Locate each row below that contains the string "title" with matching case, and copy those rows in full.

# [Data in this exercise]
::::
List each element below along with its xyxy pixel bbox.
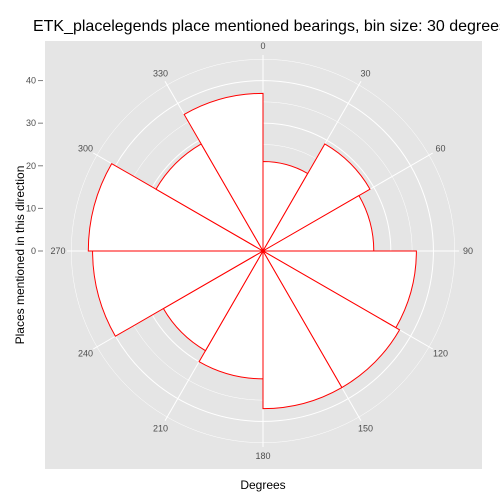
bar-240: [92, 250, 265, 337]
y-tick-label: 30: [26, 118, 36, 128]
x-tick-label: 150: [358, 424, 373, 434]
x-tick-label: 300: [78, 144, 93, 154]
bars: [87, 92, 417, 410]
bar-270: [87, 162, 265, 252]
x-tick-label: 30: [360, 68, 370, 78]
x-tick-label: 60: [436, 144, 446, 154]
bar-30: [261, 143, 371, 253]
chart-title: ETK_placelegends place mentioned bearing…: [33, 18, 500, 35]
radius-tick-labels: 0 10 20 30 40: [26, 76, 43, 256]
x-tick-label: 210: [153, 424, 168, 434]
x-axis-title: Degrees: [240, 478, 285, 492]
y-tick-label: 20: [26, 161, 36, 171]
x-tick-label: 180: [255, 451, 270, 461]
x-tick-label: 240: [78, 349, 93, 359]
x-tick-label: 270: [50, 246, 65, 256]
x-tick-label: 0: [260, 41, 265, 51]
x-tick-label: 330: [153, 68, 168, 78]
y-axis-title: Places mentioned in this direction: [13, 166, 27, 345]
y-tick-label: 10: [26, 203, 36, 213]
x-tick-label: 120: [433, 349, 448, 359]
bar-330: [183, 92, 264, 253]
bar-150: [262, 249, 343, 410]
bar-180: [198, 249, 264, 380]
x-tick-label: 90: [463, 246, 473, 256]
y-tick-label: 40: [26, 76, 36, 86]
angle-tick-labels: 0 30 60 90 120 150 180 210 240 270 300 330: [50, 41, 473, 461]
y-tick-label: 0: [31, 246, 36, 256]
::::
# [Task output]
chart-title: ETK_placelegends place mentioned bearing…: [33, 18, 500, 35]
x-axis-title: Degrees: [240, 478, 285, 492]
y-axis-title: Places mentioned in this direction: [13, 166, 27, 345]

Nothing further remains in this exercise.